┌─ LISTING

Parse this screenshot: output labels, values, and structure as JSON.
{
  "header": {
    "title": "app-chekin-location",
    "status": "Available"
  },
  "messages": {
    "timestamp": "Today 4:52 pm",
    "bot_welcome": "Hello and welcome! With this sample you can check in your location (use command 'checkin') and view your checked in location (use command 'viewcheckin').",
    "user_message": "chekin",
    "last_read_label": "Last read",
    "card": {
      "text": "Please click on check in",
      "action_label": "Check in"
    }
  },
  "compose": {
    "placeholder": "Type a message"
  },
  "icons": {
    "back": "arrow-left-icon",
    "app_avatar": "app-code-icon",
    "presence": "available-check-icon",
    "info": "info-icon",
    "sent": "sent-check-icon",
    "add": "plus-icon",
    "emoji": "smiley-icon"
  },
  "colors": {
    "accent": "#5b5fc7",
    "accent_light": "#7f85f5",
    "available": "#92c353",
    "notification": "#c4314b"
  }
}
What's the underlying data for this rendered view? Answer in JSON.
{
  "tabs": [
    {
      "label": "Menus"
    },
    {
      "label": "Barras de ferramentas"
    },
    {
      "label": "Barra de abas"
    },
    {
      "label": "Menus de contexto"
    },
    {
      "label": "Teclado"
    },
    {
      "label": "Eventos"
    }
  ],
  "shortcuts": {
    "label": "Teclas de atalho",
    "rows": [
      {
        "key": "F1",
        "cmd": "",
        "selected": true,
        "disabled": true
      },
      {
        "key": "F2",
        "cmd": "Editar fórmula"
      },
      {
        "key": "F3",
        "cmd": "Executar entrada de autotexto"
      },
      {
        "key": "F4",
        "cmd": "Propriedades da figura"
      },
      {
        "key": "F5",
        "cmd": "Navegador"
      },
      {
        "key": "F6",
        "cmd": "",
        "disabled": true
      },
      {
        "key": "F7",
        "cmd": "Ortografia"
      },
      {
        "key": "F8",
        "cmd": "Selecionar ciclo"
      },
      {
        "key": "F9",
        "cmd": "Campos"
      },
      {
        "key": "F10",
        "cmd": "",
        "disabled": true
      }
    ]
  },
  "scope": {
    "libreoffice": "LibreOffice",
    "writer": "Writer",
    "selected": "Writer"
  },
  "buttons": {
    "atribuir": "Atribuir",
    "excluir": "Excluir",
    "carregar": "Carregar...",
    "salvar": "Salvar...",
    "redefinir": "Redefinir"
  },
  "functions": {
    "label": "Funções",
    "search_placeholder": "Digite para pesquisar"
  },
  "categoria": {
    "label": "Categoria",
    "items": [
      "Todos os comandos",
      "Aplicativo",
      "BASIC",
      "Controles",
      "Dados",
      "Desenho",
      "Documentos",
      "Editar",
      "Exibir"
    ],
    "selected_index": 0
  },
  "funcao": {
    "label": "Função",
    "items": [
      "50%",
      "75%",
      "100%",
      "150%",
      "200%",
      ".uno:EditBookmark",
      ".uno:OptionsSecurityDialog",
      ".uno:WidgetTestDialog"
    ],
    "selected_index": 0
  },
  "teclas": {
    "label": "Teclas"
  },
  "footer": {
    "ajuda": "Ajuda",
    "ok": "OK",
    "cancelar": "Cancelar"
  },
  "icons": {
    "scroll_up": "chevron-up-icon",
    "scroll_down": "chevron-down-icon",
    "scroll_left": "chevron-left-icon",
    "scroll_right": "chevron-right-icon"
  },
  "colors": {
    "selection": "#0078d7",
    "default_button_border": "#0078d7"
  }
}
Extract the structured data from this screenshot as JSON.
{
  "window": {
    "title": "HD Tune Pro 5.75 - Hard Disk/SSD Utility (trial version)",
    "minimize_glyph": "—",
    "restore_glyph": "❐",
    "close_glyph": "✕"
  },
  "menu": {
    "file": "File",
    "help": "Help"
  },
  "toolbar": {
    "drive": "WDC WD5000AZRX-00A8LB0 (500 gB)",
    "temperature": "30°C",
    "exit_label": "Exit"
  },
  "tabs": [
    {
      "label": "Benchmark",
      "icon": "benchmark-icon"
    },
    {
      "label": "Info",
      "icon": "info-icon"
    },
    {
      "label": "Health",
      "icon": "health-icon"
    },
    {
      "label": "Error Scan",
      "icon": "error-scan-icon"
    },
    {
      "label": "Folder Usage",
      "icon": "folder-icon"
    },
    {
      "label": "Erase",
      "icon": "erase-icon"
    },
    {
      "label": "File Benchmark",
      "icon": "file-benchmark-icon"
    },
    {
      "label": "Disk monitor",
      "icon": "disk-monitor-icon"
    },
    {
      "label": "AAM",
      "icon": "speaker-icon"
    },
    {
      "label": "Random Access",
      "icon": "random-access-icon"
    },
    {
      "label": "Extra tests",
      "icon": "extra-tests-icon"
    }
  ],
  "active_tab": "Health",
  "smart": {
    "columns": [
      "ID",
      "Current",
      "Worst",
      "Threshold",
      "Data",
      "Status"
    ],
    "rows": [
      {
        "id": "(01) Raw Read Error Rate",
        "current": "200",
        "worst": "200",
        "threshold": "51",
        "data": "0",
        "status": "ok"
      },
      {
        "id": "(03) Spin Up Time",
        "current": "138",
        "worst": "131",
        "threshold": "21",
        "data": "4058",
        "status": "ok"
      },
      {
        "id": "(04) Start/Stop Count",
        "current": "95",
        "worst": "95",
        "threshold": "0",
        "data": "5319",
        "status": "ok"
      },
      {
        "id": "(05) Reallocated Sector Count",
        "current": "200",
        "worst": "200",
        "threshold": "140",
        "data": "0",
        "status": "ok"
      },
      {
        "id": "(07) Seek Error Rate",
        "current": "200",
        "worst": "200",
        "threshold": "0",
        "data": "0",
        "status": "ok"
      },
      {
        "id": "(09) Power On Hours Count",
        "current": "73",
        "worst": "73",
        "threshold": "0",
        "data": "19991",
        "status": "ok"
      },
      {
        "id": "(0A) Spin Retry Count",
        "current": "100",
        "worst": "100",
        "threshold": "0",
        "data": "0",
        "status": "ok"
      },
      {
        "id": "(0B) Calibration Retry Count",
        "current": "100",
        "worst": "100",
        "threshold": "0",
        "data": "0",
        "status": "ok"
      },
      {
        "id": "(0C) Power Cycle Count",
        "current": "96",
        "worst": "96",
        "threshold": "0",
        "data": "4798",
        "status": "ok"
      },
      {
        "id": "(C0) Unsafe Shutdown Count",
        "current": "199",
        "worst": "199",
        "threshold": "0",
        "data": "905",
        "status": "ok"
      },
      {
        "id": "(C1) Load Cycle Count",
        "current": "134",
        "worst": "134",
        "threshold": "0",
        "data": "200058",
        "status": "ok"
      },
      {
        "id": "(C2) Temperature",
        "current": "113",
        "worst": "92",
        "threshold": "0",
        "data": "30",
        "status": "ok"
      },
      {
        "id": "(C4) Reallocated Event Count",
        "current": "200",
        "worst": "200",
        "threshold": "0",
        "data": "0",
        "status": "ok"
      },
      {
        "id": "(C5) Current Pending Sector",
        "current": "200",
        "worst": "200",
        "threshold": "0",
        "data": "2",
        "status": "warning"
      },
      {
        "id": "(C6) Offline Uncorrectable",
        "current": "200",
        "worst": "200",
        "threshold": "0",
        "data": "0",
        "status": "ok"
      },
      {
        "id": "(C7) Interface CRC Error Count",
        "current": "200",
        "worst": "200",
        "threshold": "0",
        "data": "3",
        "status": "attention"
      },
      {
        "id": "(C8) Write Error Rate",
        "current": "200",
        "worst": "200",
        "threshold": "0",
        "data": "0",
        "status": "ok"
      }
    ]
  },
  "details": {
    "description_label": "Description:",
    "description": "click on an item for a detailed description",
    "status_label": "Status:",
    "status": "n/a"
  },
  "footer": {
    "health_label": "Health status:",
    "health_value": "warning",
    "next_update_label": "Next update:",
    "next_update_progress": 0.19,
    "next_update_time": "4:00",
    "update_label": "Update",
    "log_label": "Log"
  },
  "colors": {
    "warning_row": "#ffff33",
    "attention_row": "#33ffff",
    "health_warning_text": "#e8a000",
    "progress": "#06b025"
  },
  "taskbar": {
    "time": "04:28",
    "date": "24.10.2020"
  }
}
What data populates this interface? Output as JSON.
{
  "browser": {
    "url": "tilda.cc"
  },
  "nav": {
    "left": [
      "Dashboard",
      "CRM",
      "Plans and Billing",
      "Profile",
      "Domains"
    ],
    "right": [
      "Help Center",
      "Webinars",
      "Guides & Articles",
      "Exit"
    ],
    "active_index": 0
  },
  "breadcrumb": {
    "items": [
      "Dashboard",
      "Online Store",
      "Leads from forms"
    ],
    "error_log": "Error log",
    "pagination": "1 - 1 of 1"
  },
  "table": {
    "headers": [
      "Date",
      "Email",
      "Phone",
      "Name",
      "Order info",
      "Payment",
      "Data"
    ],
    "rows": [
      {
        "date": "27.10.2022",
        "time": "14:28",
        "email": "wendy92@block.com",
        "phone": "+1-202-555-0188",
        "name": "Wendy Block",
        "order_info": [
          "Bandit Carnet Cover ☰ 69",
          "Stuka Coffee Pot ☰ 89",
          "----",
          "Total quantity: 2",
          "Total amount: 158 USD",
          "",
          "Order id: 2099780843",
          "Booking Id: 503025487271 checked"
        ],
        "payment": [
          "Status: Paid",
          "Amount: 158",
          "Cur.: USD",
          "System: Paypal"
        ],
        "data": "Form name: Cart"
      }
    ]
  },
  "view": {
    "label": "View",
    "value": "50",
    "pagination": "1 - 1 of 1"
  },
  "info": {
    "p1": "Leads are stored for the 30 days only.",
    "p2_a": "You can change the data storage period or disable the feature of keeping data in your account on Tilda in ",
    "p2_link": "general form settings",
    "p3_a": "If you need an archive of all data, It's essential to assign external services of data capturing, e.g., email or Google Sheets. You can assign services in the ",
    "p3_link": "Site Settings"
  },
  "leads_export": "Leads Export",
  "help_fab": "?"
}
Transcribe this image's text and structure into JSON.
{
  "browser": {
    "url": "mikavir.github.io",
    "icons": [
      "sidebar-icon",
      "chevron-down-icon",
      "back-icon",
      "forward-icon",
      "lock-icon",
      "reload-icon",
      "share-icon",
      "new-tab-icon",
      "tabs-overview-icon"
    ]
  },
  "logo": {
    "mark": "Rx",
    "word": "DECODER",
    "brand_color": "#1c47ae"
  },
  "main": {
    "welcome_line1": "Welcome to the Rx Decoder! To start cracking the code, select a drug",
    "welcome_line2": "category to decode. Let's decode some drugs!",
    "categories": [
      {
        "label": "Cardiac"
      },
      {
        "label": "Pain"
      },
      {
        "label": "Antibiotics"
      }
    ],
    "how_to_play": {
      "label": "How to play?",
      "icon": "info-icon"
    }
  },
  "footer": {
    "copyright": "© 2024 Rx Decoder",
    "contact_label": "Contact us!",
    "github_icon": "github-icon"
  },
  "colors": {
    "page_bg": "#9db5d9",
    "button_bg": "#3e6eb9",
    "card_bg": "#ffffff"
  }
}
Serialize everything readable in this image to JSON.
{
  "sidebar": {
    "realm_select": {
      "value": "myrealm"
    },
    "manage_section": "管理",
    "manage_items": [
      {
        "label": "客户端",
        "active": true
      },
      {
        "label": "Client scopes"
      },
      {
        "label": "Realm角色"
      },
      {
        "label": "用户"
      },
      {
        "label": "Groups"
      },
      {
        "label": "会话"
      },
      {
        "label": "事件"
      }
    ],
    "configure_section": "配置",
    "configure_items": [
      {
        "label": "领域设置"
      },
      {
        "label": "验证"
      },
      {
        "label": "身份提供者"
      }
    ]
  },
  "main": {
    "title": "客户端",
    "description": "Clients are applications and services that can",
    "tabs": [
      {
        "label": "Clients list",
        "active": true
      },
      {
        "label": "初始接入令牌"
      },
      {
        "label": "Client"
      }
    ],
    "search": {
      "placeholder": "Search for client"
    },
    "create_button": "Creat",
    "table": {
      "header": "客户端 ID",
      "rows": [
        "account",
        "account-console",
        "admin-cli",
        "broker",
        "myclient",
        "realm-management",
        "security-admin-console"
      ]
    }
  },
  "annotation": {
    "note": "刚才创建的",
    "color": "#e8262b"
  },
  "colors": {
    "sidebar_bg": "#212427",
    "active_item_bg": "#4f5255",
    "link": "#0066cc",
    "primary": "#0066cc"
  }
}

└─

= DO THIS =
Look for lines containing the string "your" and copy them all.

= CORRECT RESPONSE =
    "bot_welcome": "Hello and welcome! With this sample you can check in your location (use command 'checkin') and view your checked in location (use command 'viewcheckin').",
    "p2_a": "You can change the data storage period or disable the feature of keeping data in your account on Tilda in ",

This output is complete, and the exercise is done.